**DIRECTION:** Read the lines that follow and tally those with the word "screenshot"; give the number and nothing else.

:: EXERCISE MATERIAL

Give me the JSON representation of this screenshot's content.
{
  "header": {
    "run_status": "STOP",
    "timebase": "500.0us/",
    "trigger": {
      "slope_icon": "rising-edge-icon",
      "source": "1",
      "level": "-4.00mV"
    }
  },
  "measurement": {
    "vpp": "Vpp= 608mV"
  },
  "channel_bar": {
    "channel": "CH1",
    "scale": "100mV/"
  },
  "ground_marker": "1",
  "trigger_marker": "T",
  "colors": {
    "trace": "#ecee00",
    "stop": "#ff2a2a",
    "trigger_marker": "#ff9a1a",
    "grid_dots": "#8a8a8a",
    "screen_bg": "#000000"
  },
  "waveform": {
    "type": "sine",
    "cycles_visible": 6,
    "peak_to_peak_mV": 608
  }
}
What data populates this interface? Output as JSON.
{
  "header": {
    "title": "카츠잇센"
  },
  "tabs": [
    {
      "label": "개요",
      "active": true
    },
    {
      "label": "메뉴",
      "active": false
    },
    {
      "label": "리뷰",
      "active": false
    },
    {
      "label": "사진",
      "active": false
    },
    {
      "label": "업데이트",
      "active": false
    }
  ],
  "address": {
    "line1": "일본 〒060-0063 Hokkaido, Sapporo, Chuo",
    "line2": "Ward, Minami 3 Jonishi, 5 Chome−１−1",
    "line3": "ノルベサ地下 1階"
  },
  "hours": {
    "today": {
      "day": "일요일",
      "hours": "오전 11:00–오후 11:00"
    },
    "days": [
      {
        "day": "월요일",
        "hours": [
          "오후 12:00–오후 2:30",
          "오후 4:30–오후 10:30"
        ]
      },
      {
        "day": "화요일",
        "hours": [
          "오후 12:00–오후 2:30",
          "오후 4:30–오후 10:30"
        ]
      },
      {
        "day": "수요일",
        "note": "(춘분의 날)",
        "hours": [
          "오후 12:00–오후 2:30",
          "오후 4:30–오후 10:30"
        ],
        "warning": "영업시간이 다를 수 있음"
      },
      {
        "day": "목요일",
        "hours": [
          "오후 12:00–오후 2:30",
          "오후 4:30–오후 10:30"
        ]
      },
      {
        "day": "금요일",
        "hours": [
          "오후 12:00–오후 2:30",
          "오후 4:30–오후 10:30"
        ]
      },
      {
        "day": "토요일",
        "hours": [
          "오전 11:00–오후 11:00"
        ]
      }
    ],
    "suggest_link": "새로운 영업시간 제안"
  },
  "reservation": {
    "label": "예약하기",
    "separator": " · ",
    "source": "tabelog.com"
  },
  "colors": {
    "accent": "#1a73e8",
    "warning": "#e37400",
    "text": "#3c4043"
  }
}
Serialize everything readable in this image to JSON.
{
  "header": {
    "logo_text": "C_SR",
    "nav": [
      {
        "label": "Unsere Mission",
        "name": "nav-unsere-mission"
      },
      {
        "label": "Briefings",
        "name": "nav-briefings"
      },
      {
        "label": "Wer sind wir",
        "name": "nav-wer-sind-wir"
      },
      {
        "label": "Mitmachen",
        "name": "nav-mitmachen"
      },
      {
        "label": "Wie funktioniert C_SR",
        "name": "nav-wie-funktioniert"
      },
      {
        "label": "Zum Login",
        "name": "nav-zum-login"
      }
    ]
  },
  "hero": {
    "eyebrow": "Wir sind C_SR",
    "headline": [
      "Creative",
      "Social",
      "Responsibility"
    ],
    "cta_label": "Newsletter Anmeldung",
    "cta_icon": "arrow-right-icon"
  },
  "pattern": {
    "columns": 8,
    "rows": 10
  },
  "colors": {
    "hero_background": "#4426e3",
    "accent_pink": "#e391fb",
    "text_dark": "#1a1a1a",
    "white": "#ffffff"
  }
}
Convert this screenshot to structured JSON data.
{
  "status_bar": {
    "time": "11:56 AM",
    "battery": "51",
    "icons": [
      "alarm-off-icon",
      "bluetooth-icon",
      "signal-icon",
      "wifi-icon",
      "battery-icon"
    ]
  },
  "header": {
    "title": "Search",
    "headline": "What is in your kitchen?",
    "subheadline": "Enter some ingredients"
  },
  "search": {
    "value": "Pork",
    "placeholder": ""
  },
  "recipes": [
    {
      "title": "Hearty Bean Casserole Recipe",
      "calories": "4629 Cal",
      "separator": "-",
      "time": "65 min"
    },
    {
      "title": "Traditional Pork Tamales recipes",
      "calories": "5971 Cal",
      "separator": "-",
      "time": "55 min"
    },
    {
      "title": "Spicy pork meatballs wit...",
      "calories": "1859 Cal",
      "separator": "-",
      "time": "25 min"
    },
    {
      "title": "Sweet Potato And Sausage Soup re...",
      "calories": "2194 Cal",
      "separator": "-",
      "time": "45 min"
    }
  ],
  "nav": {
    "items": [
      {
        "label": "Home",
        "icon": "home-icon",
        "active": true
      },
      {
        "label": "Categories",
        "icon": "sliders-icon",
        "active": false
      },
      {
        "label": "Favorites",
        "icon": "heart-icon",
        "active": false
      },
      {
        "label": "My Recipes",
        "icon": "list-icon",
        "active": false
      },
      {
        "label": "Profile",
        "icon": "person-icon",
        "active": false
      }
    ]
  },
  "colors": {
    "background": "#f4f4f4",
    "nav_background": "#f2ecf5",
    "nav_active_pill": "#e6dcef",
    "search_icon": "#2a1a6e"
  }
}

::::

**ANSWER:** 2